Febbre da Fieno: ScreenWEEK intervista la regista Laura Luchetti

Febbre da Fieno: ScreenWEEK intervista la regista Laura Luchetti

Di Filippo Magnifico

Febbre da fieno foto dal set 1

Arriverà nelle sale italiane il 28 gennaio, dopo aver girato diversi festival internazionali e aver vinto come Miglior Film al Metropolitan Film Festival di New York. Stiamo parlando di Febbre da fieno, pellicola scritta e diretta dalla regista Laura Luchetti. ScreenWEEK.it ha avuto modo di fare una piacevolissima chiacchierata con la regista di questo film, che nel suo piccolo è stato in grado di regalare parecchie soddisafazioni: “Una cosa di cui siamo molto felici e che mi piace poter dire è che questo piccolo film con le sue gambette è riuscito a fare il giro di molti festival importanti, soprattutto in America. Mi piace pensare che una piccola produzione italiana sia riuscita a camminare con le proprie gambe. È una cosa che ci riempie d’orgoglio“. Nonostante sia al suo primo lungometraggio Laura Luchetti ha le idee molto chiare. È cosciente del fatto che il suo Febbre da fieno possa essere facilmente accostato alla miriade di teen movie usciti negli ultimi anni e a chi, troppo frettolosamente, la definisce “Anti-Moccia” risponde: “Essere anti-qualcosa è sempre una cosa molto sgradevole. Preferisco costruire la mia carriera presentando il mio piccolo mondo, un po’ strano, pieno di nerd, colorato“. Un universo all’interno del quale sono le piccole cose quelle veramente importanti, e che non vuole farsi portavoce di chissà quale messaggio: “Febbre da Fieno è un film che si basa sulle piccole cose. Non ci sono storie intricate. Quello che mi interessa sono le piccole cose e le piccole persone. Sono rimasta molto colpita dal lavoro di un artista inglese, Slinkachu, che realizza questi pupazzetti piccolissimi che, fotografati da vicino nei più disparati ambienti urbani, sembrano degli individui. È un po’ questo il mondo che ci ha influenzato, quello delle piccole cose“.

Questa la sinossi del film, a seguire la nostra intervista:

Sullo sfondo di una bellissima Roma estiva, baciata dalla brezza del Ponentino, il vento che secondo la leggenda aiuta gli innamorati timidi a trasportare i messaggi d’amore, si snoda la storia dei due protagonisti principali: Matteo (Andrea Bosca) e Camilla (Diane Fleri). Lui, ventisei anni ancora perdutamente innamorato della sua ex-fidanzata, Giovanna (Camilla Filippi), che un anno prima lo aveva lasciato per una donna; il vero romantico per definizione, insegue l’amore ideale finendo col perdere di vista la realtà. Lei, la voce narrante di tutta la storia, venticinque anni, innamorata di Matteo fin dal primo sguardo.

— Segmento di dati —
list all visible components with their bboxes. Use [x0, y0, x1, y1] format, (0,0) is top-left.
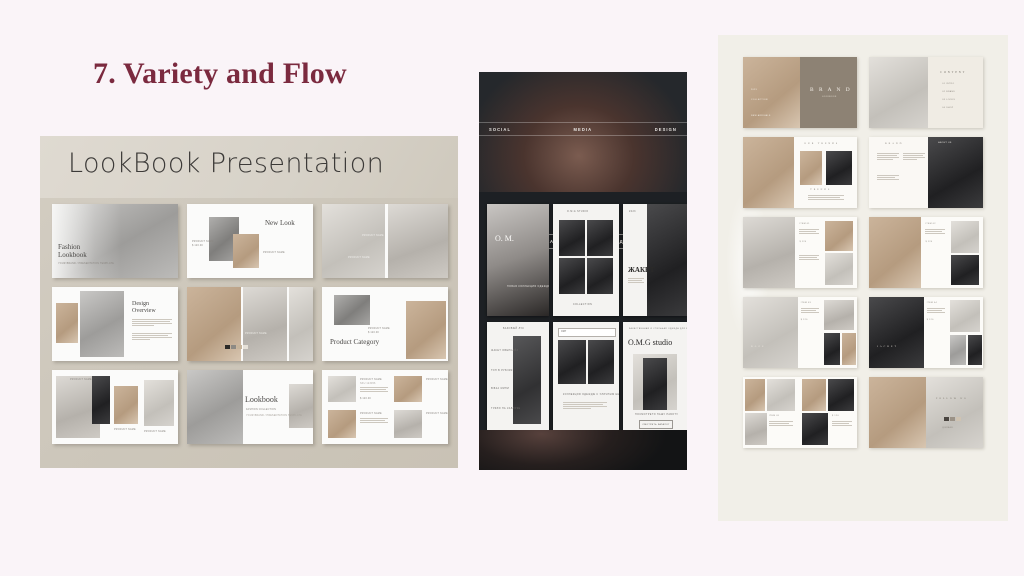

— Compiti scritti —
1. Secondo l'articolo sull'intervista a Laura Luchetti, in quale festival Febbre da fieno ha vinto come Miglior Film?
2. Come si può riscrivere in forma più breve il paragrafo dell'articolo sull'intervista a Laura Luchetti che comincia con "Sullo sfondo di una bellissima Roma estiva", conservandone i fatti principali?
3. Riporta testualmente il passo dell'articolo sull'intervista a Laura Luchetti che va da "Questa la sinossi" a "dal primo sguardo.".

— Risposte ai compiti —
1. Al Metropolitan Film Festival di New York.

2. La storia di Matteo (Andrea Bosca) e Camilla (Diane Fleri) si svolge in una Roma estiva accarezzata dal Ponentino. Secondo la leggenda, questo vento aiuta gli innamorati timidi a trasportare i messaggi d'amore. Matteo ha ventisei anni ed è ancora innamorato della ex Giovanna (Camilla Filippi), che un anno prima lo aveva lasciato per una donna. Romantico per definizione, insegue l'amore ideale e finisce per perdere di vista la realtà. Camilla ha venticinque anni, è la voce narrante e ama Matteo fin dal primo sguardo.

3.
Questa la sinossi del film, a seguire la nostra intervista:

Sullo sfondo di una bellissima Roma estiva, baciata dalla brezza del Ponentino, il vento che secondo la leggenda aiuta gli innamorati timidi a trasportare i messaggi d’amore, si snoda la storia dei due protagonisti principali: Matteo (Andrea Bosca) e Camilla (Diane Fleri). Lui, ventisei anni ancora perdutamente innamorato della sua ex-fidanzata, Giovanna (Camilla Filippi), che un anno prima lo aveva lasciato per una donna; il vero romantico per definizione, insegue l’amore ideale finendo col perdere di vista la realtà. Lei, la voce narrante di tutta la storia, venticinque anni, innamorata di Matteo fin dal primo sguardo.